WRITTEN EXERCISE =>
How many lines in the listing below include the word "this"? Reply with the count alone.

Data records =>
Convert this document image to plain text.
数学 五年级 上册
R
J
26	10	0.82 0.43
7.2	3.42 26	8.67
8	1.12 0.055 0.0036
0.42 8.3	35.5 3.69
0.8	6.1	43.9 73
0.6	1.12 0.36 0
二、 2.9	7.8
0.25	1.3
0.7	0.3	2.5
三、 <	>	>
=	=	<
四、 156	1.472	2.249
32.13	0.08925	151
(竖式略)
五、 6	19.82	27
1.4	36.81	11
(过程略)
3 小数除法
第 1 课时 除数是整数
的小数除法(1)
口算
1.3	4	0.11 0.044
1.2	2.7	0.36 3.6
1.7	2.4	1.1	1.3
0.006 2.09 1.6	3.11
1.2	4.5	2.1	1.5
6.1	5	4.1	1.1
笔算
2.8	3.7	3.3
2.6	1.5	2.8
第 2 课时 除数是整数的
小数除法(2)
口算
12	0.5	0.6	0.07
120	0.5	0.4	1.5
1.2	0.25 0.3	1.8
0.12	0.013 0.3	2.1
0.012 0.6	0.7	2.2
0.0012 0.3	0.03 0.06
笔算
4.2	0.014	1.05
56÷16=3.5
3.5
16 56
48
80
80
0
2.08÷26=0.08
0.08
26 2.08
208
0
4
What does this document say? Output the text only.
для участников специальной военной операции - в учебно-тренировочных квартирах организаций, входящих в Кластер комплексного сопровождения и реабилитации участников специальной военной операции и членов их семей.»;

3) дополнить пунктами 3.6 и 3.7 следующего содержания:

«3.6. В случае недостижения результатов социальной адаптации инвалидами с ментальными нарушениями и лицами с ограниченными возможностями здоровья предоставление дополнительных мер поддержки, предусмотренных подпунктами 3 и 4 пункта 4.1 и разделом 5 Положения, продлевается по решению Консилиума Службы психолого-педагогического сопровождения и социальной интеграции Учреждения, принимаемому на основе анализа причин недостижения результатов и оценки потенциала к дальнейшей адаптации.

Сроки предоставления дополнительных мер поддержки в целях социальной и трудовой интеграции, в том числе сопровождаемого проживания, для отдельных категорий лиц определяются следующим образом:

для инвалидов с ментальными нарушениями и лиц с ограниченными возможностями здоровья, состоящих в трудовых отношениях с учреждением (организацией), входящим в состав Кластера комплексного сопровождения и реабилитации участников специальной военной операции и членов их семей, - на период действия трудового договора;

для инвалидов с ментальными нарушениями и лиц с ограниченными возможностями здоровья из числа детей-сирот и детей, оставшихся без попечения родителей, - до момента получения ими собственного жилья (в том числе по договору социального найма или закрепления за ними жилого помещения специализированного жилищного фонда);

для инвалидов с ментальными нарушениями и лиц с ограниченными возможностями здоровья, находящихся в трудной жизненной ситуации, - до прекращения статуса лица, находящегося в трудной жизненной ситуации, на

TASK ANSWER =>
2